__What is asked__
Set the pictures aside and set down only the lines from the line holding "Transcribe this image's" through the end of the entries below, ends included.

__Data for the task__
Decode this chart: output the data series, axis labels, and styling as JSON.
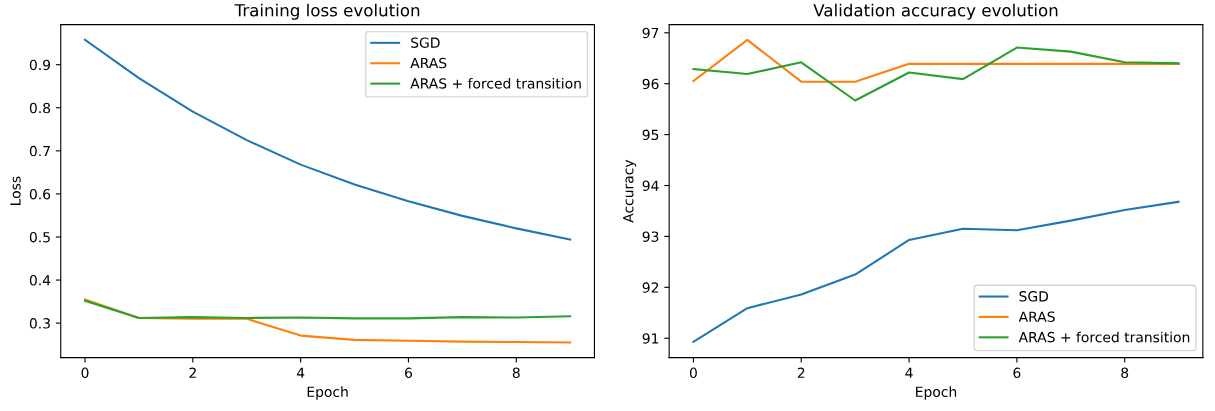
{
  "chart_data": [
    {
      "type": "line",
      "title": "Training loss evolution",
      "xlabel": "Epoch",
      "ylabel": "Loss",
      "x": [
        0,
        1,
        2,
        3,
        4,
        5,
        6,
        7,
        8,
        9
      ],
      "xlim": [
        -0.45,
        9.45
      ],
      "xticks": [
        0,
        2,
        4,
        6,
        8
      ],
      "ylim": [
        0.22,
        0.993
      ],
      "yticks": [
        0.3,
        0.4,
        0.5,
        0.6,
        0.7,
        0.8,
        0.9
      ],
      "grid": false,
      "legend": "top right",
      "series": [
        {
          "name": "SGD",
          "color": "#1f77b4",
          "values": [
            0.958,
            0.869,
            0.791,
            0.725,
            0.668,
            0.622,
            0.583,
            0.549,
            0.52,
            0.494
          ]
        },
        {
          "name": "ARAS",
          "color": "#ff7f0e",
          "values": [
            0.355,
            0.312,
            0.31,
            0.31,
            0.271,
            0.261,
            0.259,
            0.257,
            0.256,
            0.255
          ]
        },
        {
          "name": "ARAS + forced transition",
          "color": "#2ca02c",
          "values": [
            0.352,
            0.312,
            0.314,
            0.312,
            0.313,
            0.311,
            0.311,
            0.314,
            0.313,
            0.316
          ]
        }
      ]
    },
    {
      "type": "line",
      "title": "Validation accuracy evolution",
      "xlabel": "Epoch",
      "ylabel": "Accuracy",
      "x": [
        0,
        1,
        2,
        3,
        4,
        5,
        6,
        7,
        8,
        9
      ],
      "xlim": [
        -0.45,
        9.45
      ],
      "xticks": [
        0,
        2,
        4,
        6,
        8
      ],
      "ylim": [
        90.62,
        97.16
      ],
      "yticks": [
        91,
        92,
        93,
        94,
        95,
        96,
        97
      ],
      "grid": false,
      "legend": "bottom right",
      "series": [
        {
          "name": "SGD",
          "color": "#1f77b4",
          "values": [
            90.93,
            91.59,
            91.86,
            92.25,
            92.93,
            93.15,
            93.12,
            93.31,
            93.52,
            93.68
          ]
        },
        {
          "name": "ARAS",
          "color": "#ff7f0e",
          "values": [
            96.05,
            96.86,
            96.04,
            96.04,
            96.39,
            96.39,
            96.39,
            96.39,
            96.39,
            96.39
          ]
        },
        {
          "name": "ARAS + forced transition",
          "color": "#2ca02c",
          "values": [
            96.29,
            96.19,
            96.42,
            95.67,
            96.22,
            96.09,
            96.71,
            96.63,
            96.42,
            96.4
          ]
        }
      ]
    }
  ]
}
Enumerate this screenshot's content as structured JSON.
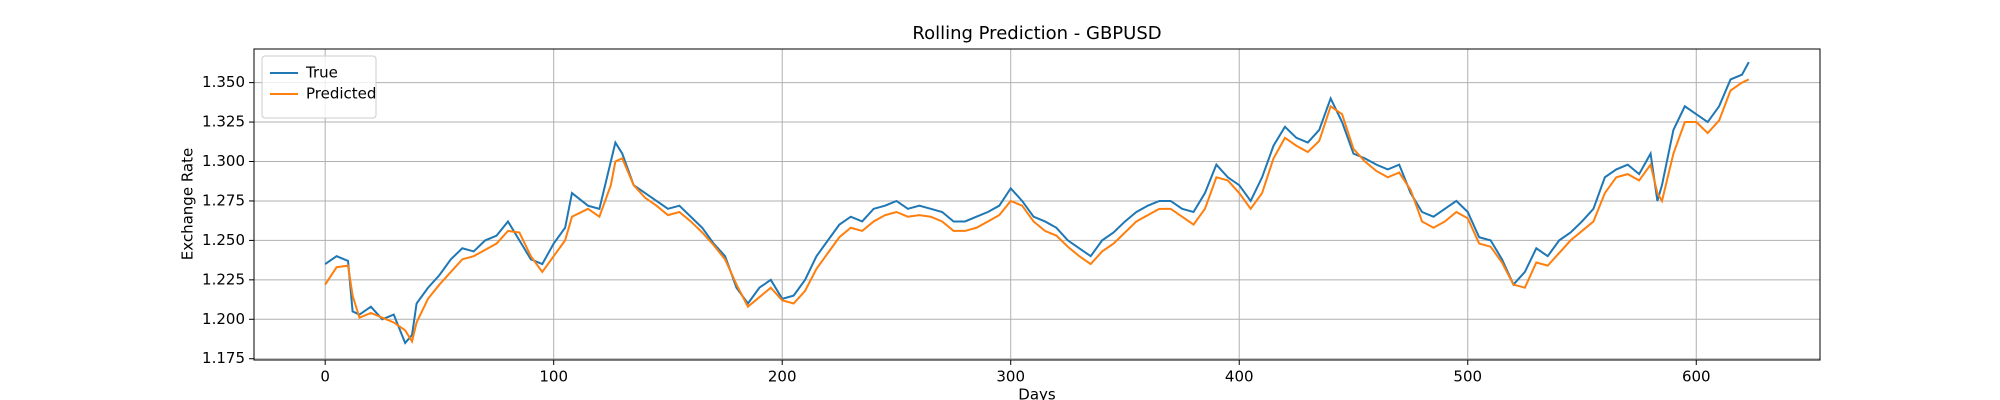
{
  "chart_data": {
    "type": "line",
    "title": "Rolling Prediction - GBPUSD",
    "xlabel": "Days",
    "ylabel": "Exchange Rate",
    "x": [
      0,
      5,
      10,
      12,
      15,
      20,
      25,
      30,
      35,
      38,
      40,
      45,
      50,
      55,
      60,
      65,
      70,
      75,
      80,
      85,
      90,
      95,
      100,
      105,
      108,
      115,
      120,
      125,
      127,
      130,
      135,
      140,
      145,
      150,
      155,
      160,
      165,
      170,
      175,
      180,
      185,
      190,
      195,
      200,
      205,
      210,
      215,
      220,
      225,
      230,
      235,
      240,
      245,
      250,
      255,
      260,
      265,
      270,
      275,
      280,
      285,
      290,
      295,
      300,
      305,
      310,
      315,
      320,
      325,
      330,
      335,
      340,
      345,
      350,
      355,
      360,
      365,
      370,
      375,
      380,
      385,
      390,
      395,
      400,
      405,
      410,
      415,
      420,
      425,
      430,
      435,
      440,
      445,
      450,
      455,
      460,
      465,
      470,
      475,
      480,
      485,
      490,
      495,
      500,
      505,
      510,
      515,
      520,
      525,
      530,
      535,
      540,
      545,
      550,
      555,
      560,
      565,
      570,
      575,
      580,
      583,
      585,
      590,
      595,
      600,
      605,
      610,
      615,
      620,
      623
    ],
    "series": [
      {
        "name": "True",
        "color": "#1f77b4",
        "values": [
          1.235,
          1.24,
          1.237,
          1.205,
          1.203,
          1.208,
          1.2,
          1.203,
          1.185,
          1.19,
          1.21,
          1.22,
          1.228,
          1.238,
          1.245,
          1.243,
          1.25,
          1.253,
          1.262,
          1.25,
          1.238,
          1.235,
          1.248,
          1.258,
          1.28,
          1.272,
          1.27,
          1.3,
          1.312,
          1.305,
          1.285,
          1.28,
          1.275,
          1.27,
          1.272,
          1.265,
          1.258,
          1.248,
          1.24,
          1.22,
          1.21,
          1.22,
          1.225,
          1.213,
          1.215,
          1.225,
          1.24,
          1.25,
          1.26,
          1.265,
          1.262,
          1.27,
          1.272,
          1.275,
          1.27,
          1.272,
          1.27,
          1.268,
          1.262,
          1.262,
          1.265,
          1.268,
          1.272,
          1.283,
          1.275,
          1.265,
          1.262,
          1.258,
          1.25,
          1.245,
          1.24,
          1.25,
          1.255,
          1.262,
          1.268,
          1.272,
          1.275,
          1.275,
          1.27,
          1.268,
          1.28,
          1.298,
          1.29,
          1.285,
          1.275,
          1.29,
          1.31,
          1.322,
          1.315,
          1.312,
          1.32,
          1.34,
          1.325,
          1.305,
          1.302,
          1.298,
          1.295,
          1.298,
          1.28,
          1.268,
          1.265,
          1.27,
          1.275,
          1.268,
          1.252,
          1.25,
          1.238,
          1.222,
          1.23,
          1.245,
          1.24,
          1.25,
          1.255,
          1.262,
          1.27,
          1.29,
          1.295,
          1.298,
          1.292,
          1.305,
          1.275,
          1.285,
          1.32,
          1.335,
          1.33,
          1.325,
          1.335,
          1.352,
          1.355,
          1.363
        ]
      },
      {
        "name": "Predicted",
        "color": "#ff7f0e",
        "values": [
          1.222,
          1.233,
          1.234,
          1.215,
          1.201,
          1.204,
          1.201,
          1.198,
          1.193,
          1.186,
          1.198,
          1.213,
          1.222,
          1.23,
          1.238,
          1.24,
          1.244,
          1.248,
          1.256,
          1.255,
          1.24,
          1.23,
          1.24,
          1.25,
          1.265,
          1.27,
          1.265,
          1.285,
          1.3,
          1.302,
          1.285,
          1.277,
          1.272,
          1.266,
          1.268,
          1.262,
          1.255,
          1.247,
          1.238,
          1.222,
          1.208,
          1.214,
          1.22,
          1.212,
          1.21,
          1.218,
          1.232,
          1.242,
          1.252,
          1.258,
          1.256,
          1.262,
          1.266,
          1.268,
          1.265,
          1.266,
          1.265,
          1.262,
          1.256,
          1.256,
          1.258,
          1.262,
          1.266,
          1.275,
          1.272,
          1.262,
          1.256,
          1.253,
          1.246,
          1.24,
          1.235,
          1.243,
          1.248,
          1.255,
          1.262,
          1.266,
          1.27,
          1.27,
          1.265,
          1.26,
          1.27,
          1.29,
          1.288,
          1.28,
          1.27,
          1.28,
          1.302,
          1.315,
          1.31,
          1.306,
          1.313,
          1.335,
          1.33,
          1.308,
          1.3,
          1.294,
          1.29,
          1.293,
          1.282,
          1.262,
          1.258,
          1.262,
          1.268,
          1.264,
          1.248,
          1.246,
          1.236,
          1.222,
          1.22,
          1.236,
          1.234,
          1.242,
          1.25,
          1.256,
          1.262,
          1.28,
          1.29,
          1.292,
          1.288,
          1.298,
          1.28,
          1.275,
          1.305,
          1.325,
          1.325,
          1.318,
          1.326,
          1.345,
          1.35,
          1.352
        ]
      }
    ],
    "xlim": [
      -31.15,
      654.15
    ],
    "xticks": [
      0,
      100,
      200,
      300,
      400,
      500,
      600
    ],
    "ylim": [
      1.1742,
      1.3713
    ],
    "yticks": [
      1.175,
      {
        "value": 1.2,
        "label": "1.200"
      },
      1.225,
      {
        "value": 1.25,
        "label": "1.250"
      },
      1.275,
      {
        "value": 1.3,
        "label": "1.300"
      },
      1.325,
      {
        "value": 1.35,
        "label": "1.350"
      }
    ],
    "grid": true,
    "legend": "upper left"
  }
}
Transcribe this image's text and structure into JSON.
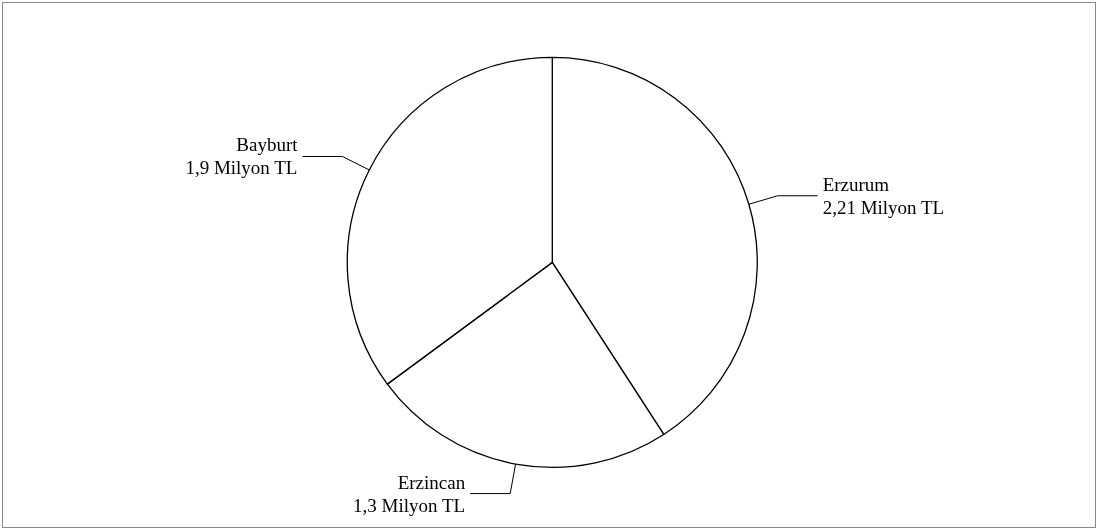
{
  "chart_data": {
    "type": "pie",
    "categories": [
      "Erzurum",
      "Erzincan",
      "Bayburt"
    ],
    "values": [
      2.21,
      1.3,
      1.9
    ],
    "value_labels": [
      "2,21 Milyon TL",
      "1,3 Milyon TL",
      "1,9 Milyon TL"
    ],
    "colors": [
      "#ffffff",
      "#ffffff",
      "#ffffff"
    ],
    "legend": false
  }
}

__Complete answer__
Transcribe this image's text and structure into JSON.
{
  "chart_data": {
    "type": "pie",
    "categories": [
      "Erzurum",
      "Erzincan",
      "Bayburt"
    ],
    "values": [
      2.21,
      1.3,
      1.9
    ],
    "value_labels": [
      "2,21 Milyon TL",
      "1,3 Milyon TL",
      "1,9 Milyon TL"
    ],
    "colors": [
      "#ffffff",
      "#ffffff",
      "#ffffff"
    ],
    "legend": false
  }
}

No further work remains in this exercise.